_Work to do_
Print the listing that follows, character for character.

==== Items ====

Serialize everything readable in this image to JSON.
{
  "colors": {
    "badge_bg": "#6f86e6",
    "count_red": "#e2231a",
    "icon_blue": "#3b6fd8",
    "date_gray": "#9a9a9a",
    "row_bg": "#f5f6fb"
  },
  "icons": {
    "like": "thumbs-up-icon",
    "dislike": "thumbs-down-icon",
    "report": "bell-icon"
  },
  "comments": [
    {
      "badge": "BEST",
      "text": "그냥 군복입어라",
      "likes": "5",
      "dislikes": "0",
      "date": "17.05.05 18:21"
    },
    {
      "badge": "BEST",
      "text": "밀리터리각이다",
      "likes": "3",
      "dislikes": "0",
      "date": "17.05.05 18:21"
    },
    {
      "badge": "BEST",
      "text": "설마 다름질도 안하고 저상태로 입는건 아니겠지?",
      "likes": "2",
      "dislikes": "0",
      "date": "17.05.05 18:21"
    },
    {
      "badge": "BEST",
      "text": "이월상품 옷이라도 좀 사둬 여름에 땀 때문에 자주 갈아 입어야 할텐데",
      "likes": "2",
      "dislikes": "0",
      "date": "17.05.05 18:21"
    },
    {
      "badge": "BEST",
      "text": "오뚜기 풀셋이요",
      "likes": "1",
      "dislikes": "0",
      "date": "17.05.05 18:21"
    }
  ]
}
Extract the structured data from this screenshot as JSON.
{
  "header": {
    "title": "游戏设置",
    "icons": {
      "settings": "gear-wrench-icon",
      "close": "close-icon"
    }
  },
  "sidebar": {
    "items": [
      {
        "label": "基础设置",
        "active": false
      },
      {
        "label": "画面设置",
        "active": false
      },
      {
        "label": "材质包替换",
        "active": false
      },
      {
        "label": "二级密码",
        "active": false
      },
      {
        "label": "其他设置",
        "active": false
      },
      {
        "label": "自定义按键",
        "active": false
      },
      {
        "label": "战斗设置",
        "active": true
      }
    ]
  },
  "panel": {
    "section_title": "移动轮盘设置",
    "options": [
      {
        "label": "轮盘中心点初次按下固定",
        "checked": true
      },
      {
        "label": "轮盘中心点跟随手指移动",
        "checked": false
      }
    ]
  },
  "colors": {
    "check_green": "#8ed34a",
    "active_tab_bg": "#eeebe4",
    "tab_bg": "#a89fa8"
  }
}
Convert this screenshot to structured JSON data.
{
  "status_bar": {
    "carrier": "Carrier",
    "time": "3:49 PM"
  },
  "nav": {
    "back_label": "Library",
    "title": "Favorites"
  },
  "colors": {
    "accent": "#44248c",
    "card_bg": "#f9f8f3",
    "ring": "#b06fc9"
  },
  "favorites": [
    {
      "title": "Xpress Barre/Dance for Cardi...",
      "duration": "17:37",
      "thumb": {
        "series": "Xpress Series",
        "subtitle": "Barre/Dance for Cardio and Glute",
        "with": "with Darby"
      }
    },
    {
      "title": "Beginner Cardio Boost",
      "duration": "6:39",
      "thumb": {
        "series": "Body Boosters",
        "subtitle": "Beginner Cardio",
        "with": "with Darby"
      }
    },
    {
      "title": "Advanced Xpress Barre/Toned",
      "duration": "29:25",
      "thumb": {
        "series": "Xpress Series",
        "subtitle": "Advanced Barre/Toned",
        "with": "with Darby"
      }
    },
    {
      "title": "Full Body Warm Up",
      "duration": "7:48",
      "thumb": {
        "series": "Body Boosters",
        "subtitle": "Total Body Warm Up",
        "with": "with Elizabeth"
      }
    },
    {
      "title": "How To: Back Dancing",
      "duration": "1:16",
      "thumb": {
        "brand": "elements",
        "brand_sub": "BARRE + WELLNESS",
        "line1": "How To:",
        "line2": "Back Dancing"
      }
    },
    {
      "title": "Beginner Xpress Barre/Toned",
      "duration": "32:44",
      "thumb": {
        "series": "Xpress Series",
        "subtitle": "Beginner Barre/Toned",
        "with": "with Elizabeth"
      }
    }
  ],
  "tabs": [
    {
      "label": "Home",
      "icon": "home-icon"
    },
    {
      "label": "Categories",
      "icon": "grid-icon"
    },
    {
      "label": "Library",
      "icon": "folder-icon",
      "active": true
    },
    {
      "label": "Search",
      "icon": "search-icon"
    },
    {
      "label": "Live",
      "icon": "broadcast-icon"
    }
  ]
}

====

_Exercise result_
Serialize everything readable in this image to JSON.
{
  "colors": {
    "badge_bg": "#6f86e6",
    "count_red": "#e2231a",
    "icon_blue": "#3b6fd8",
    "date_gray": "#9a9a9a",
    "row_bg": "#f5f6fb"
  },
  "icons": {
    "like": "thumbs-up-icon",
    "dislike": "thumbs-down-icon",
    "report": "bell-icon"
  },
  "comments": [
    {
      "badge": "BEST",
      "text": "그냥 군복입어라",
      "likes": "5",
      "dislikes": "0",
      "date": "17.05.05 18:21"
    },
    {
      "badge": "BEST",
      "text": "밀리터리각이다",
      "likes": "3",
      "dislikes": "0",
      "date": "17.05.05 18:21"
    },
    {
      "badge": "BEST",
      "text": "설마 다름질도 안하고 저상태로 입는건 아니겠지?",
      "likes": "2",
      "dislikes": "0",
      "date": "17.05.05 18:21"
    },
    {
      "badge": "BEST",
      "text": "이월상품 옷이라도 좀 사둬 여름에 땀 때문에 자주 갈아 입어야 할텐데",
      "likes": "2",
      "dislikes": "0",
      "date": "17.05.05 18:21"
    },
    {
      "badge": "BEST",
      "text": "오뚜기 풀셋이요",
      "likes": "1",
      "dislikes": "0",
      "date": "17.05.05 18:21"
    }
  ]
}
Extract the structured data from this screenshot as JSON.
{
  "header": {
    "title": "游戏设置",
    "icons": {
      "settings": "gear-wrench-icon",
      "close": "close-icon"
    }
  },
  "sidebar": {
    "items": [
      {
        "label": "基础设置",
        "active": false
      },
      {
        "label": "画面设置",
        "active": false
      },
      {
        "label": "材质包替换",
        "active": false
      },
      {
        "label": "二级密码",
        "active": false
      },
      {
        "label": "其他设置",
        "active": false
      },
      {
        "label": "自定义按键",
        "active": false
      },
      {
        "label": "战斗设置",
        "active": true
      }
    ]
  },
  "panel": {
    "section_title": "移动轮盘设置",
    "options": [
      {
        "label": "轮盘中心点初次按下固定",
        "checked": true
      },
      {
        "label": "轮盘中心点跟随手指移动",
        "checked": false
      }
    ]
  },
  "colors": {
    "check_green": "#8ed34a",
    "active_tab_bg": "#eeebe4",
    "tab_bg": "#a89fa8"
  }
}
Convert this screenshot to structured JSON data.
{
  "status_bar": {
    "carrier": "Carrier",
    "time": "3:49 PM"
  },
  "nav": {
    "back_label": "Library",
    "title": "Favorites"
  },
  "colors": {
    "accent": "#44248c",
    "card_bg": "#f9f8f3",
    "ring": "#b06fc9"
  },
  "favorites": [
    {
      "title": "Xpress Barre/Dance for Cardi...",
      "duration": "17:37",
      "thumb": {
        "series": "Xpress Series",
        "subtitle": "Barre/Dance for Cardio and Glute",
        "with": "with Darby"
      }
    },
    {
      "title": "Beginner Cardio Boost",
      "duration": "6:39",
      "thumb": {
        "series": "Body Boosters",
        "subtitle": "Beginner Cardio",
        "with": "with Darby"
      }
    },
    {
      "title": "Advanced Xpress Barre/Toned",
      "duration": "29:25",
      "thumb": {
        "series": "Xpress Series",
        "subtitle": "Advanced Barre/Toned",
        "with": "with Darby"
      }
    },
    {
      "title": "Full Body Warm Up",
      "duration": "7:48",
      "thumb": {
        "series": "Body Boosters",
        "subtitle": "Total Body Warm Up",
        "with": "with Elizabeth"
      }
    },
    {
      "title": "How To: Back Dancing",
      "duration": "1:16",
      "thumb": {
        "brand": "elements",
        "brand_sub": "BARRE + WELLNESS",
        "line1": "How To:",
        "line2": "Back Dancing"
      }
    },
    {
      "title": "Beginner Xpress Barre/Toned",
      "duration": "32:44",
      "thumb": {
        "series": "Xpress Series",
        "subtitle": "Beginner Barre/Toned",
        "with": "with Elizabeth"
      }
    }
  ],
  "tabs": [
    {
      "label": "Home",
      "icon": "home-icon"
    },
    {
      "label": "Categories",
      "icon": "grid-icon"
    },
    {
      "label": "Library",
      "icon": "folder-icon",
      "active": true
    },
    {
      "label": "Search",
      "icon": "search-icon"
    },
    {
      "label": "Live",
      "icon": "broadcast-icon"
    }
  ]
}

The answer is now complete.